## Verifique sua compreensão
• a. De acordo com o texto sobre Wayland, em que universidade ele deu aulas sobre "evidências cristãs"?
• b. Transcreva do texto sobre Wayland o trecho que começa nas palavras "Em vez disso, Wayland" e termina depois de "promessas de Deus.".

## Texto de origem
──────
Desde aquela época, ele escrevia: “Tive muitas temporadas de declínio e de avivamento religioso; tenho sido atormentado por muitas dúvidas sobre meu estado diante de Deus e raramente alcancei a plena certeza da fé, um privilégio de tantos discípulos de Cristo”. Ele orava reiteradamente por essa certeza, mas ela nunca veio.
Em vez disso, Wayland resolveu viver uma vida de obediência e submissão ao Senhor. Por décadas, ele deu aulas na Brown University sobre “evidências cristãs” (isso, é claro, foi em uma época em que essa instituição, como várias outras escolas da Ivy League, ainda era uma faculdade cristã). Se ele não podia encontrar segurança em sua própria experiência, ele podia, no entanto, encontrar bases objetivas, e não provenientes da experiência, para saber que Deus era real e se revelara em Jesus Cristo — e que aqueles que confiassem em Jesus podiam ter certeza das promessas de Deus.
Conversando com seus alunos e conhecidos, ele também veio a perceber que havia muito mais pessoas como ele do que antes havia imaginado — isto é, pessoas que cresceram em lares evangélicos e queriam servir ao Senhor, mas que achavam que nunca tinham tido uma experiência de salvação. Frequentemente, seus conselheiros espirituais as encorajavam a buscar o Senhor por meio da oração e da contrição, do mesmo modo que Wayland fazia, na esperança de que tal encontro acontecesse.
Mas Wayland dava um conselho diferente. Em vez de continuar buscando uma experiência que pode nunca acontecer, as pessoas simplesmente precisavam acreditar no evangelho e fazer as coisas que Deus disse para fazer — não para ganhar um senso de segurança por meio de boas obras, mas para servir ao reino com a confiança de que Deus as aceitou e de que isso é o que Ele quer que elas façam.
Wayland veio a perceber que Deus podia operar tanto por meio da razão quanto por meio da experiência, e que, em sua graça soberana, nem todos receberiam esse senso de milagre em suas vidas. Algumas pessoas são abençoadas com uma conversão dramática ou um sentimento de paz. Outras, como ele, podem nunca ter tido tal experiência e, por isso, lutam constantemente contra a tentação de acreditar que sua fé pode não ser genuína.
Wayland não podia apontar uma data exata para sua conversão. Ele não podia dizer com confiança que sentia o Espírito Santo vivendo dentro dele de alguma forma experiencial. Ele não podia dizer que sua própria fé em Cristo transcendia a razão. Mas ele podia dizer que amava o Senhor e queria desistir de tudo para seguir a Jesus. Como Wayland dizia: “Se conheço meu próprio coração, eu, com prazer, submeto a mim e a tudo o que tenho a Deus”.
──────
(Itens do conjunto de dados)
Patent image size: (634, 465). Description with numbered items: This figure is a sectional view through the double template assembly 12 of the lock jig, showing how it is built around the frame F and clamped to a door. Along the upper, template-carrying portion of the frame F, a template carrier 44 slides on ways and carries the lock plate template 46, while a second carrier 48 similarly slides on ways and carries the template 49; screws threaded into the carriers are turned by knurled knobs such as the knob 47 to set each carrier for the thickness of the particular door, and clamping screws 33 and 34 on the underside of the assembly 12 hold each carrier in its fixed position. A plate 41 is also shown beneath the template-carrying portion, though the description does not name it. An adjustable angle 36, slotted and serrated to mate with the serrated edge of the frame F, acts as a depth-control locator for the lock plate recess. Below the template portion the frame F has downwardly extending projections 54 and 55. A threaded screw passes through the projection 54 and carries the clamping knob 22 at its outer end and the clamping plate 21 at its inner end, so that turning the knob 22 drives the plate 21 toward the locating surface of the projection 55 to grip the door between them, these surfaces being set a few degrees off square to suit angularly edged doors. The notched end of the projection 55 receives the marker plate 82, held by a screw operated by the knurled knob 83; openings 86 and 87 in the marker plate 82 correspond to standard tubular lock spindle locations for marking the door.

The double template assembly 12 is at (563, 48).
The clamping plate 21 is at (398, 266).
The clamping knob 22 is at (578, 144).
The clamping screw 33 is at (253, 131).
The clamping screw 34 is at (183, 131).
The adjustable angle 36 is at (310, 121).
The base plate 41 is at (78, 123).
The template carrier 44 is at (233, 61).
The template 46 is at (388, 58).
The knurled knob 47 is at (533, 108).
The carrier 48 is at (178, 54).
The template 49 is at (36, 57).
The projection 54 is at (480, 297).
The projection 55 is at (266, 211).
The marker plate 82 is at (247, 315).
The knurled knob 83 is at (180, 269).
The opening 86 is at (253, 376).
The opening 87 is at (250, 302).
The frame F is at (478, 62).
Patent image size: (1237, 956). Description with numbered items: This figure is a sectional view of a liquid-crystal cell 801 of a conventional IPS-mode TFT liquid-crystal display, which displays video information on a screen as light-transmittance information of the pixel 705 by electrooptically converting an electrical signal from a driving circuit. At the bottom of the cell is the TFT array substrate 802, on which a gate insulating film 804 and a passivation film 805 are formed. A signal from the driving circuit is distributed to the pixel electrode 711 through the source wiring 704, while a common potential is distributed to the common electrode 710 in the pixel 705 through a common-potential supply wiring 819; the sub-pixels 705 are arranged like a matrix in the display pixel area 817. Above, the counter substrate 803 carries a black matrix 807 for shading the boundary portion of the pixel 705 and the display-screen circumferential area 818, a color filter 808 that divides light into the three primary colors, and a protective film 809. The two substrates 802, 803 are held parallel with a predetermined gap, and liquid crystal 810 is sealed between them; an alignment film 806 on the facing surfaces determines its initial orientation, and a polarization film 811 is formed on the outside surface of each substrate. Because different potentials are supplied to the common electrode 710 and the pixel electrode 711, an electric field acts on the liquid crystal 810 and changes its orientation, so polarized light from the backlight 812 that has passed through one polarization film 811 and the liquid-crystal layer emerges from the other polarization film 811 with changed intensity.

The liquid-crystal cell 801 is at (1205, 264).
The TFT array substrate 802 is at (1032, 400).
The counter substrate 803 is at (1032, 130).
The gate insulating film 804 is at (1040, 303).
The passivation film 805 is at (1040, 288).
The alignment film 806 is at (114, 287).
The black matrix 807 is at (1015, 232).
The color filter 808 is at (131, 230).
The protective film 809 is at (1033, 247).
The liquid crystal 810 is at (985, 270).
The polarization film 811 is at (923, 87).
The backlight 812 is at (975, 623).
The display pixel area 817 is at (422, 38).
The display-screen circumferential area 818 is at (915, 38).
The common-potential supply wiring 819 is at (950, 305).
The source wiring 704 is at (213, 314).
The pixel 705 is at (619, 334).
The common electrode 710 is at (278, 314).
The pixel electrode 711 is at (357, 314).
──────
## Respostas por tarefa
• a. Na Brown University.

• b.
Em vez disso, Wayland resolveu viver uma vida de obediência e submissão ao Senhor. Por décadas, ele deu aulas na Brown University sobre “evidências cristãs” (isso, é claro, foi em uma época em que essa instituição, como várias outras escolas da Ivy League, ainda era uma faculdade cristã). Se ele não podia encontrar segurança em sua própria experiência, ele podia, no entanto, encontrar bases objetivas, e não provenientes da experiência, para saber que Deus era real e se revelara em Jesus Cristo — e que aqueles que confiassem em Jesus podiam ter certeza das promessas de Deus.